• _Supplied records_
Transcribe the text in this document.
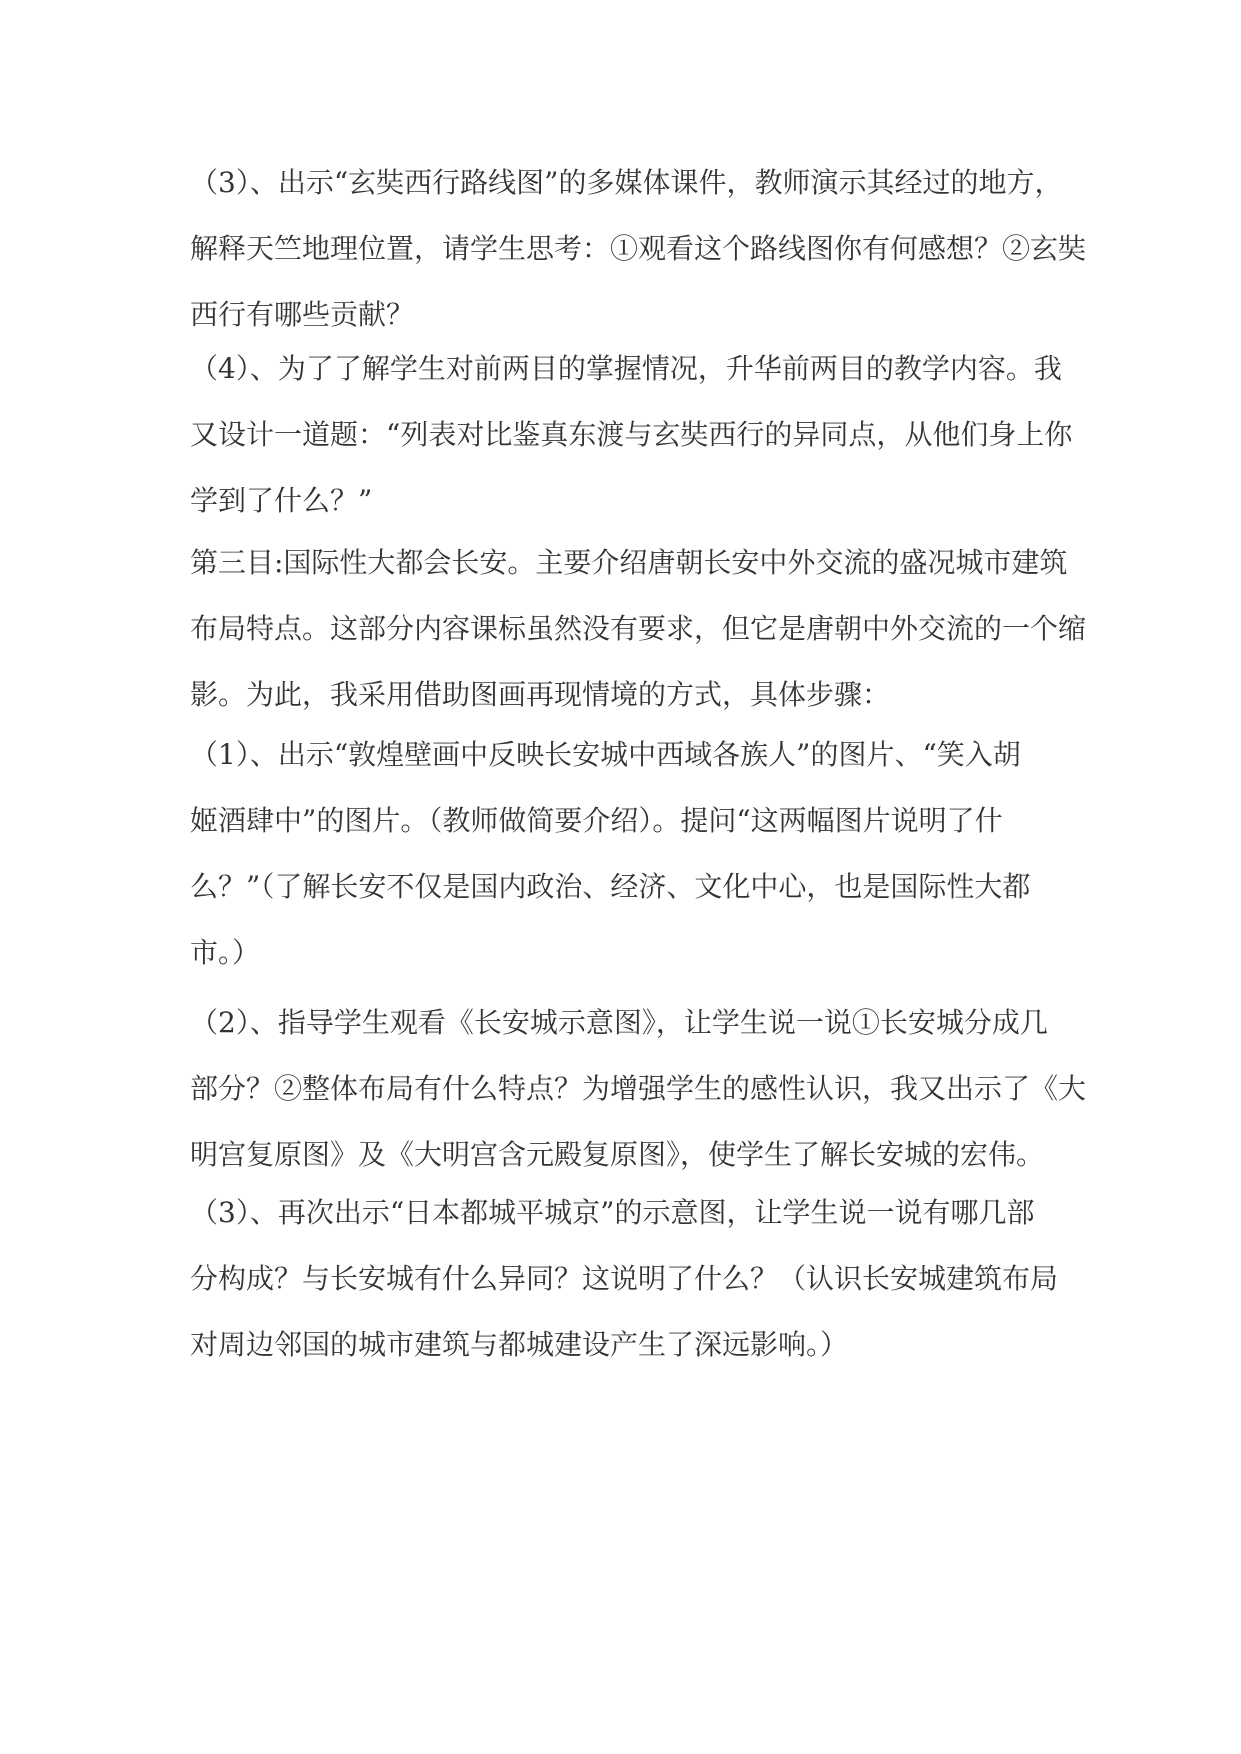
（3）、出示“玄奘西行路线图”的多媒体课件，教师演示其经过的地方，
解释天竺地理位置，请学生思考：①观看这个路线图你有何感想？②玄奘
西行有哪些贡献？
（4）、为了了解学生对前两目的掌握情况，升华前两目的教学内容。我
又设计一道题：“列表对比鉴真东渡与玄奘西行的异同点，从他们身上你
学到了什么？”
第三目:国际性大都会长安。主要介绍唐朝长安中外交流的盛况城市建筑
布局特点。这部分内容课标虽然没有要求，但它是唐朝中外交流的一个缩
影。为此，我采用借助图画再现情境的方式，具体步骤：
（1）、出示“敦煌壁画中反映长安城中西域各族人”的图片、“笑入胡
姬酒肆中”的图片。（教师做简要介绍）。提问“这两幅图片说明了什
么？”（了解长安不仅是国内政治、经济、文化中心，也是国际性大都
市。）
（2）、指导学生观看《长安城示意图》，让学生说一说①长安城分成几
部分？②整体布局有什么特点？为增强学生的感性认识，我又出示了《大
明宫复原图》及《大明宫含元殿复原图》，使学生了解长安城的宏伟。
（3）、再次出示“日本都城平城京”的示意图，让学生说一说有哪几部
分构成？与长安城有什么异同？这说明了什么？（认识长安城建筑布局
对周边邻国的城市建筑与都城建设产生了深远影响。）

• _Exercise objective_
Above are the records; reproduce them exactly and leave out the pictures.

• _Result below_
Transcribe the text in this document.
（3）、出示“玄奘西行路线图”的多媒体课件，教师演示其经过的地方，
解释天竺地理位置，请学生思考：①观看这个路线图你有何感想？②玄奘
西行有哪些贡献？
（4）、为了了解学生对前两目的掌握情况，升华前两目的教学内容。我
又设计一道题：“列表对比鉴真东渡与玄奘西行的异同点，从他们身上你
学到了什么？”
第三目:国际性大都会长安。主要介绍唐朝长安中外交流的盛况城市建筑
布局特点。这部分内容课标虽然没有要求，但它是唐朝中外交流的一个缩
影。为此，我采用借助图画再现情境的方式，具体步骤：
（1）、出示“敦煌壁画中反映长安城中西域各族人”的图片、“笑入胡
姬酒肆中”的图片。（教师做简要介绍）。提问“这两幅图片说明了什
么？”（了解长安不仅是国内政治、经济、文化中心，也是国际性大都
市。）
（2）、指导学生观看《长安城示意图》，让学生说一说①长安城分成几
部分？②整体布局有什么特点？为增强学生的感性认识，我又出示了《大
明宫复原图》及《大明宫含元殿复原图》，使学生了解长安城的宏伟。
（3）、再次出示“日本都城平城京”的示意图，让学生说一说有哪几部
分构成？与长安城有什么异同？这说明了什么？（认识长安城建筑布局
对周边邻国的城市建筑与都城建设产生了深远影响。）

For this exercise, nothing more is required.